## What needs to be done
In the entries below, find every line with "Millie" and copy it.

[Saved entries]
- - - -

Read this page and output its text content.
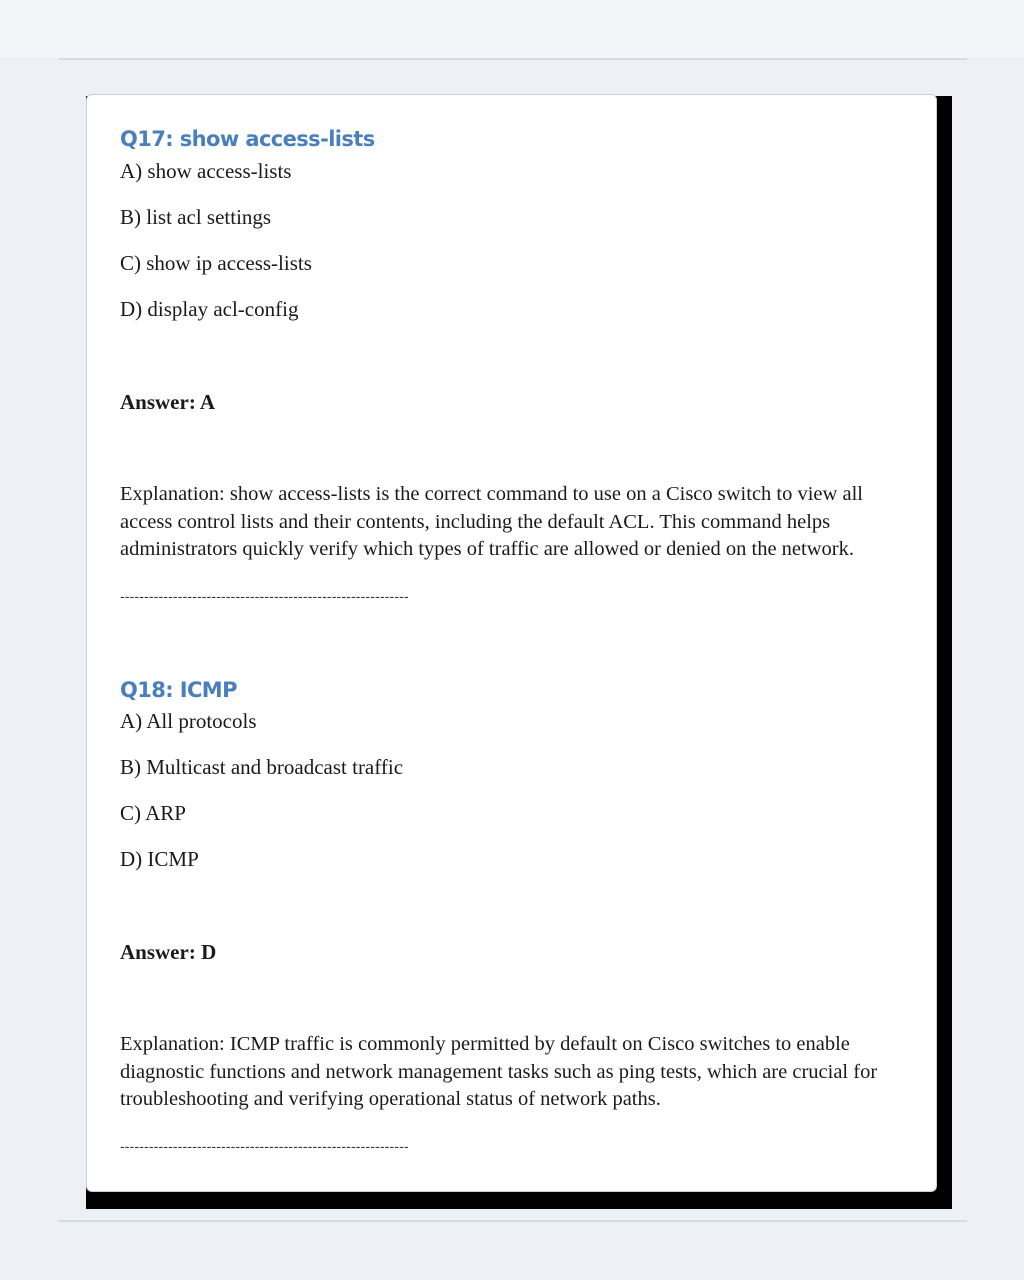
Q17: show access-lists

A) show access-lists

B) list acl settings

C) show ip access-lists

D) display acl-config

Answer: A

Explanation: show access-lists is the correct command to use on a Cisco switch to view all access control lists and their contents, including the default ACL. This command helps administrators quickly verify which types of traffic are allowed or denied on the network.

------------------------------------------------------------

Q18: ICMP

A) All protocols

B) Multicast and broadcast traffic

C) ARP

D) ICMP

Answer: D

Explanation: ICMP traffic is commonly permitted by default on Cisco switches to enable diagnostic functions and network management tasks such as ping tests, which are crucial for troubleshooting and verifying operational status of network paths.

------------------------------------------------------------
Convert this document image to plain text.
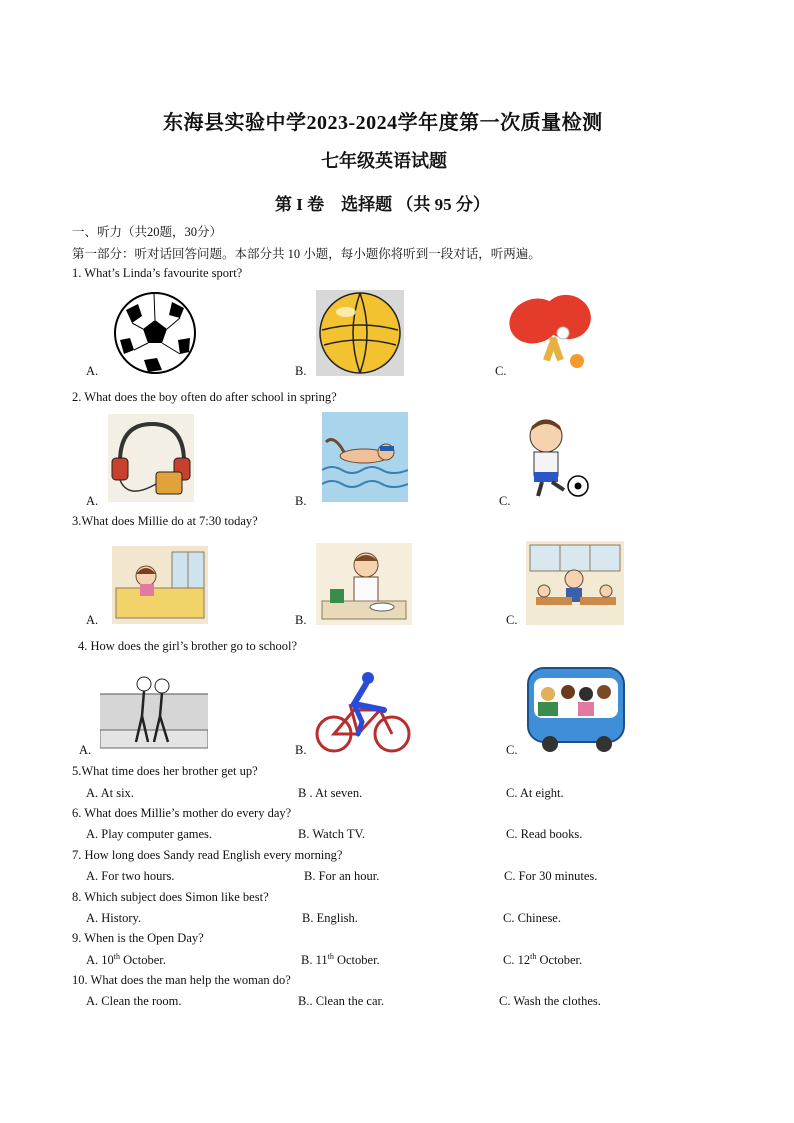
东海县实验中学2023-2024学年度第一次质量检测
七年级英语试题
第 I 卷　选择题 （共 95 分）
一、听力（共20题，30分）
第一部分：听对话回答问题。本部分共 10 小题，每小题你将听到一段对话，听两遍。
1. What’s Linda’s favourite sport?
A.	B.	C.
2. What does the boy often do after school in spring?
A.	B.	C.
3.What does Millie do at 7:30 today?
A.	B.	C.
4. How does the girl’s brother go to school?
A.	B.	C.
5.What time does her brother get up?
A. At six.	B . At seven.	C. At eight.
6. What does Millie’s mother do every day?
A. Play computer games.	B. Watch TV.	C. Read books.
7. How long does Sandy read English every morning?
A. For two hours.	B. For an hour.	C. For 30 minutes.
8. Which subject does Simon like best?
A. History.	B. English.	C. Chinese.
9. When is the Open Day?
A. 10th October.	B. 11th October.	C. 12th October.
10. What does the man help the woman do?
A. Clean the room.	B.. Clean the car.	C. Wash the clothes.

- - - -

## Response
3.What does Millie do at 7:30 today?
6. What does Millie’s mother do every day?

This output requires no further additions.